Supplied material =
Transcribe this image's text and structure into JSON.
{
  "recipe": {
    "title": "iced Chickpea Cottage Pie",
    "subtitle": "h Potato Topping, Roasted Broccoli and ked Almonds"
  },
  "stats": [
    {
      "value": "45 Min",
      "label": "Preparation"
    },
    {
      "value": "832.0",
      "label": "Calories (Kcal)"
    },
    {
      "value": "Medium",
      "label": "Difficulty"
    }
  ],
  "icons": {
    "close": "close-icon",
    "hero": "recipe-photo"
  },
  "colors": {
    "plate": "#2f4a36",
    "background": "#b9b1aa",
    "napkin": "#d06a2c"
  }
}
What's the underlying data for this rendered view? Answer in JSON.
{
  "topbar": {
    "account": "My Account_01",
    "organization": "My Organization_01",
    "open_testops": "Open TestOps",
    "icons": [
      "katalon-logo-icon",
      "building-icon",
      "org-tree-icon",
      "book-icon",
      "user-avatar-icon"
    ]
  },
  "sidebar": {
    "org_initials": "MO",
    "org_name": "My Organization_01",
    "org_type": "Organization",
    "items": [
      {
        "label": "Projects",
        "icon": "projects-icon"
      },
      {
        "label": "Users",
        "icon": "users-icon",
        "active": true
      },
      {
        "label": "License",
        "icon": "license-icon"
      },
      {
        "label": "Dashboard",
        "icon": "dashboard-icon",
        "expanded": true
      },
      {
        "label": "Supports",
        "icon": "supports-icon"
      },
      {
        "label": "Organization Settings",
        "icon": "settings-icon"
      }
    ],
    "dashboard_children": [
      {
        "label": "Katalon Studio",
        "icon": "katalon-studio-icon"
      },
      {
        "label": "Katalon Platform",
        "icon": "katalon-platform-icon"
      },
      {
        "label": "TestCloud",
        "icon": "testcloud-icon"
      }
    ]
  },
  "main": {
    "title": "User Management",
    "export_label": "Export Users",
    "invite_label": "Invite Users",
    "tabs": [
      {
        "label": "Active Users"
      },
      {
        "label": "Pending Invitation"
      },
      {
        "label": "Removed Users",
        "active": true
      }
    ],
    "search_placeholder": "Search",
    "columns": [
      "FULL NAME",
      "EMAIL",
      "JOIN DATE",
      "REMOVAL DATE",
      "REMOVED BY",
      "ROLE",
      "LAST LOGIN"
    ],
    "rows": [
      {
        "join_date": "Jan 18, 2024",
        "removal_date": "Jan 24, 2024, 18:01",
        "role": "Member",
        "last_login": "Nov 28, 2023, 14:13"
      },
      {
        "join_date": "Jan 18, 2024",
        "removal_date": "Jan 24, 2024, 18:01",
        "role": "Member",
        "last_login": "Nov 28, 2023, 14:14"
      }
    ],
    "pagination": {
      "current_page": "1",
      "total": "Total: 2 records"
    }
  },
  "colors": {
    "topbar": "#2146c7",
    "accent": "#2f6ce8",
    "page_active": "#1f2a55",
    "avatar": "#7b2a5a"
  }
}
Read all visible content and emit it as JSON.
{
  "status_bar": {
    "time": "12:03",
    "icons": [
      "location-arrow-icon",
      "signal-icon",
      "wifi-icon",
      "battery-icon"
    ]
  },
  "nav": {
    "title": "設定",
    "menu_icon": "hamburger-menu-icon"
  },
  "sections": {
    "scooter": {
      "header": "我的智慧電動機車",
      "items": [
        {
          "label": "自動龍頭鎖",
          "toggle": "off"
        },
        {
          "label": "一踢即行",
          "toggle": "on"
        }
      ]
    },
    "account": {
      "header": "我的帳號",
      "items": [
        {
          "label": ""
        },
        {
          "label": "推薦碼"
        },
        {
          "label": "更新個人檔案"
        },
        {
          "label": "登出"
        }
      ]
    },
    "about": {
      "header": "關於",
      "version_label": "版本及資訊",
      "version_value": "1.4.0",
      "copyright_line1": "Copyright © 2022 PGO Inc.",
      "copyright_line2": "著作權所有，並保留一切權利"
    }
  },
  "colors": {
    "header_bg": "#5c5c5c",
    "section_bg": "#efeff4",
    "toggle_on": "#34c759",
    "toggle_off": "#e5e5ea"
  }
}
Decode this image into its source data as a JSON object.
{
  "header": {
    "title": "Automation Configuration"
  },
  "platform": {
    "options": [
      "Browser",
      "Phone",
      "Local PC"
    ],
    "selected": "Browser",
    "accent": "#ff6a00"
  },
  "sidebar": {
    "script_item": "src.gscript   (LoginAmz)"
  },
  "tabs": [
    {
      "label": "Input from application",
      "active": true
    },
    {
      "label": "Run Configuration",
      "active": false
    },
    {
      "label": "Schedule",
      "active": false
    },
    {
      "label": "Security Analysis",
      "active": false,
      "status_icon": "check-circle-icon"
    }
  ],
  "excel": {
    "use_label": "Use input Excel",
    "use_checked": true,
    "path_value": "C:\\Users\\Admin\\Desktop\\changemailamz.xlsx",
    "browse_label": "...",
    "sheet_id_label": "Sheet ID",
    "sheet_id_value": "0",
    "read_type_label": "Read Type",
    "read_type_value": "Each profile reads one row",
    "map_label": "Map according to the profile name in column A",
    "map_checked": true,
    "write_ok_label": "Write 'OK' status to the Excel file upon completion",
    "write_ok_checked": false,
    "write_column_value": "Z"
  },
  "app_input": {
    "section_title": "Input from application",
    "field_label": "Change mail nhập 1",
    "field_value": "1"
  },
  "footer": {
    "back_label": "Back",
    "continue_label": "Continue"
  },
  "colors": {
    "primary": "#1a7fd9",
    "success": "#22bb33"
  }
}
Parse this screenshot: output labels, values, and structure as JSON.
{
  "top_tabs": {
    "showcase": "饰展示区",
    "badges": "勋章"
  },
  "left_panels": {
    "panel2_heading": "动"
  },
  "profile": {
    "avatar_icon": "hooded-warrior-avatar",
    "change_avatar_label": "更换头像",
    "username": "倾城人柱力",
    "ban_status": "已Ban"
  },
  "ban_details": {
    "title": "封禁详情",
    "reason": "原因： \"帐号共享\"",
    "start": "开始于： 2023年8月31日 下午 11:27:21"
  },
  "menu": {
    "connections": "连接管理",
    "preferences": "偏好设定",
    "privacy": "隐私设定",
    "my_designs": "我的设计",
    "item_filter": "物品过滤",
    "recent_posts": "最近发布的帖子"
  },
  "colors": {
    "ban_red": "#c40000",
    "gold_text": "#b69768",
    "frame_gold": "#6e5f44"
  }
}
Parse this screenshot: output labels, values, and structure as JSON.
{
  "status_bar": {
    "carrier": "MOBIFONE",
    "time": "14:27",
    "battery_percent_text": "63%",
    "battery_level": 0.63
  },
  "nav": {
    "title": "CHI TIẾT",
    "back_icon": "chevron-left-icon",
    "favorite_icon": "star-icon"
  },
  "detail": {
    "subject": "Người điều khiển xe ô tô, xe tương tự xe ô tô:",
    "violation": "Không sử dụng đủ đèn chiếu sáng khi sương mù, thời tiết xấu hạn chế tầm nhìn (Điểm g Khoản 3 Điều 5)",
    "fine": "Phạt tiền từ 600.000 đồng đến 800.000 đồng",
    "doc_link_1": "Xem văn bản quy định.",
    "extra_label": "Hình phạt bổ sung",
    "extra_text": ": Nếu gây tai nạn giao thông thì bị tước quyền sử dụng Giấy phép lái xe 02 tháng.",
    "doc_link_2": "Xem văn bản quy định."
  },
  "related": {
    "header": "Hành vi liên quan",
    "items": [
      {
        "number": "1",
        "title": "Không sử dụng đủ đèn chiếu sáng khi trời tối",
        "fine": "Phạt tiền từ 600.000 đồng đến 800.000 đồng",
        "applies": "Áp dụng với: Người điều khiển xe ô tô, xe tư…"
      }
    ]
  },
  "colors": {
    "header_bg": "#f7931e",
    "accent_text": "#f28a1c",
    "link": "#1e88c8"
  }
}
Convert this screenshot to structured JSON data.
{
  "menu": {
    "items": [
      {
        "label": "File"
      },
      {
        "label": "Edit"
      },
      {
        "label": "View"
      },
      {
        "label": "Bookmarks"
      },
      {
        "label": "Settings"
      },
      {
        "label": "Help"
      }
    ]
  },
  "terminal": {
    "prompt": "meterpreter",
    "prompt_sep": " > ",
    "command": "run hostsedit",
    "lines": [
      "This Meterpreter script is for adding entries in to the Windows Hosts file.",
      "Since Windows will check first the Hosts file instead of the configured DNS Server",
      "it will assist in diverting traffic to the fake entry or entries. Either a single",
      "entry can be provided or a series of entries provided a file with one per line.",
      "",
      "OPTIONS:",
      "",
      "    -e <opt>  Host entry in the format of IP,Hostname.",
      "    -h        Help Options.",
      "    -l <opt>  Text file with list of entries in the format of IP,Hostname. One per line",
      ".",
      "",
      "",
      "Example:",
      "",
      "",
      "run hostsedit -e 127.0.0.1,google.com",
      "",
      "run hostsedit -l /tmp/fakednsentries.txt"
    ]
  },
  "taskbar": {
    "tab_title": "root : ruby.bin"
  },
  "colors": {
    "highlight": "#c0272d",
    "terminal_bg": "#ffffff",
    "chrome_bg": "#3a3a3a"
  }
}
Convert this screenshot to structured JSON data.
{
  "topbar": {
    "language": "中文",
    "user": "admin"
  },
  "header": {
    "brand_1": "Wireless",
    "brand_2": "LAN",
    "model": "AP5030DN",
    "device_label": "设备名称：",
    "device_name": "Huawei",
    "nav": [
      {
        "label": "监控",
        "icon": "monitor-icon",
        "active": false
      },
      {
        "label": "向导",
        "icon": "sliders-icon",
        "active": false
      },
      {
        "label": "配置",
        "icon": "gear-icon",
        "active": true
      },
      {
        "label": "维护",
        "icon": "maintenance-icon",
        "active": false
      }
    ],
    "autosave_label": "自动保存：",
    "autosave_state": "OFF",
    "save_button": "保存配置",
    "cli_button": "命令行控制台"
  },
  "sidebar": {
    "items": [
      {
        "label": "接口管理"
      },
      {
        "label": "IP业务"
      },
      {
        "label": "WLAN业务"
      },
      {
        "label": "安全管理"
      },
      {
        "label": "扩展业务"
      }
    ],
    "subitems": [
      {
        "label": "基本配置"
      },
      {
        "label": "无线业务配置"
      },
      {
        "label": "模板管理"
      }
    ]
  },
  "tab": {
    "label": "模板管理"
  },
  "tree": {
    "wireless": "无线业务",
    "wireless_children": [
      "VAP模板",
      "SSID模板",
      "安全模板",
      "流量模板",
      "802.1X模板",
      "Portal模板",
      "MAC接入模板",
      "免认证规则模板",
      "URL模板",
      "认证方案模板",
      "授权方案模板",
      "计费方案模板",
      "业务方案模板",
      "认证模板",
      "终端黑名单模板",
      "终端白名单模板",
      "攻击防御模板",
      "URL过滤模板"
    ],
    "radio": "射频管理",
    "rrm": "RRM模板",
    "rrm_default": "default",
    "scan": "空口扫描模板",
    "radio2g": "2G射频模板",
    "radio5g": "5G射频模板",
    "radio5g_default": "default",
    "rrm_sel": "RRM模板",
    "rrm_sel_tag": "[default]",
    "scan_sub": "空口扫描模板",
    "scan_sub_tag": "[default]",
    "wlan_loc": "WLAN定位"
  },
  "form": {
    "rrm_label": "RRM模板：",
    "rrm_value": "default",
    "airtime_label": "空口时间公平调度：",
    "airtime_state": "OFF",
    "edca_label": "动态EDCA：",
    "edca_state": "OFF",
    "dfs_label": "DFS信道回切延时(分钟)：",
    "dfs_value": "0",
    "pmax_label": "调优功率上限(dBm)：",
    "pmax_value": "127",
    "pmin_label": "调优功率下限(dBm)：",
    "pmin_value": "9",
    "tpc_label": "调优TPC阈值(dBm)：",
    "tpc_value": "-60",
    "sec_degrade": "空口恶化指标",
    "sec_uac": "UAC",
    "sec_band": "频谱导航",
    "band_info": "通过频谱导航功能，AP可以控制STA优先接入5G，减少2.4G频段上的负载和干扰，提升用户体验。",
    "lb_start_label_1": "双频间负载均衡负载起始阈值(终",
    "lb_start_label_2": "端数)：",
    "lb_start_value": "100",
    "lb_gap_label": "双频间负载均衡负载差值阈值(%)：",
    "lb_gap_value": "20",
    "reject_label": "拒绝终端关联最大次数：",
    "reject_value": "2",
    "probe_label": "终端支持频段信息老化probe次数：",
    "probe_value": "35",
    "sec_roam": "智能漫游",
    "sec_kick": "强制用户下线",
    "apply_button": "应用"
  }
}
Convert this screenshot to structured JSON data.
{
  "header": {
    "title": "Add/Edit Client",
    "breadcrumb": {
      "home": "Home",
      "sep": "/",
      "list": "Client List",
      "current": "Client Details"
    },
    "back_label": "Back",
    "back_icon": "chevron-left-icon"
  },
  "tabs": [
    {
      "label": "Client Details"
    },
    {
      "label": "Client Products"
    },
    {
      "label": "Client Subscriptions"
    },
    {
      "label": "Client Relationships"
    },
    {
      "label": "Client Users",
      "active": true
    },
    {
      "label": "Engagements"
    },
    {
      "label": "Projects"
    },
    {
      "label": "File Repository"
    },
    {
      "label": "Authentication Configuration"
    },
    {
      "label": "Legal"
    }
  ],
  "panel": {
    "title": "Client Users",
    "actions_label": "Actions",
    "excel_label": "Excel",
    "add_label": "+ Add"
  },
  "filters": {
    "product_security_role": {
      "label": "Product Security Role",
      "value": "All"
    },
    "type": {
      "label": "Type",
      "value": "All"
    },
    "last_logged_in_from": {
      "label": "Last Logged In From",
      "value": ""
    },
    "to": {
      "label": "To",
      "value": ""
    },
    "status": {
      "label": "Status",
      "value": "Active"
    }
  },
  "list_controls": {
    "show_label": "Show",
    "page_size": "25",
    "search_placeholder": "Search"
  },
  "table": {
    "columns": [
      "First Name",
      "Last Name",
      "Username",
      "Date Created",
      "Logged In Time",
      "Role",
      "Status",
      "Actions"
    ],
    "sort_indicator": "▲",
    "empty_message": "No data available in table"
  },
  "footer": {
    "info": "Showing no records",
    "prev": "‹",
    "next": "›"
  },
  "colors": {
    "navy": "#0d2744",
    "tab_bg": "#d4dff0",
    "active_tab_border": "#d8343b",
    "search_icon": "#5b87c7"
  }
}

Required work = Search the lines above for the string "RRM模板", then show every one that has it.

Result for this task =
    "rrm": "RRM模板",
    "rrm_sel": "RRM模板",
    "rrm_label": "RRM模板：",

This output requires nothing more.